(Set task): Convert the lines of the records, from the first line through the line with "Y-axis label: Humidity", into a JSON list of strings, one string per line, with blank lines omitted.
▼
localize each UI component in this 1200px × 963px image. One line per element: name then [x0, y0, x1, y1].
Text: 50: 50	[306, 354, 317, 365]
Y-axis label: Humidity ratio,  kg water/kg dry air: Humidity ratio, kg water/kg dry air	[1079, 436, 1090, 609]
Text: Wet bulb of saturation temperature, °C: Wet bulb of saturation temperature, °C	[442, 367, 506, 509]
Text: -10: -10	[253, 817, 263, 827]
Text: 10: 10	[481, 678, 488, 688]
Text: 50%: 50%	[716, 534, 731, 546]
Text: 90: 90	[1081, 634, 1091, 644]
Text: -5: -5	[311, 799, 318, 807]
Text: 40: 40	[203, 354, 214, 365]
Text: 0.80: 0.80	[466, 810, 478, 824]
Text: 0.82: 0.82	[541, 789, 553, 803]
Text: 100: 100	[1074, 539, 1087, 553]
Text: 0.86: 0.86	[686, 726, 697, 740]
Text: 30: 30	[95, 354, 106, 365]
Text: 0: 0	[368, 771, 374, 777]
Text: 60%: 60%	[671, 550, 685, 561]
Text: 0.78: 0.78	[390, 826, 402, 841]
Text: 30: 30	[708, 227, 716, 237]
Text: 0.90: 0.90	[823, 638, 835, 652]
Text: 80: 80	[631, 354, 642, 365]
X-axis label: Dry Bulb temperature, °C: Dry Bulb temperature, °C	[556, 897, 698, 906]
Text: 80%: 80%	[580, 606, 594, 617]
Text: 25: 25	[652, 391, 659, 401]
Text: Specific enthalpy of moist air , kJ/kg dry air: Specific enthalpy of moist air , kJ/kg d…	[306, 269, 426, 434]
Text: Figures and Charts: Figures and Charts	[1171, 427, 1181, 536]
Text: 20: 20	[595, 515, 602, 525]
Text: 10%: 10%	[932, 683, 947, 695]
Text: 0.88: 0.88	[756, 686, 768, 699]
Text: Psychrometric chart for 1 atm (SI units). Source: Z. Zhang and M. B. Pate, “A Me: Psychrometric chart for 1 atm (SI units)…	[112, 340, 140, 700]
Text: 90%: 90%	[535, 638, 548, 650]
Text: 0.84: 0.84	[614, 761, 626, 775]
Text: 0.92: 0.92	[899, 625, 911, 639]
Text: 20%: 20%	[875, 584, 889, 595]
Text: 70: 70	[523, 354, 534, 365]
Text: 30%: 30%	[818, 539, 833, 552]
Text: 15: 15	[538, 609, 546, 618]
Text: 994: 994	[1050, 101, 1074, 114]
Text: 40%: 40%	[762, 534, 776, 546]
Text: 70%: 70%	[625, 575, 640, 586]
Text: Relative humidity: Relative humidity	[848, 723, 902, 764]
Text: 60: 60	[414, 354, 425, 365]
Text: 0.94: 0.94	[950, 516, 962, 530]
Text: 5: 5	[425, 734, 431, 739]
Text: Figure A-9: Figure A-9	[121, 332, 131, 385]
▲
(Answer to this problem):
[
  "localize each UI component in this 1200px × 963px image. One line per element: name then [x0, y0, x1, y1].",
  "Text: 50: 50\t[306, 354, 317, 365]",
  "Y-axis label: Humidity ratio,  kg water/kg dry air: Humidity ratio, kg water/kg dry air\t[1079, 436, 1090, 609]"
]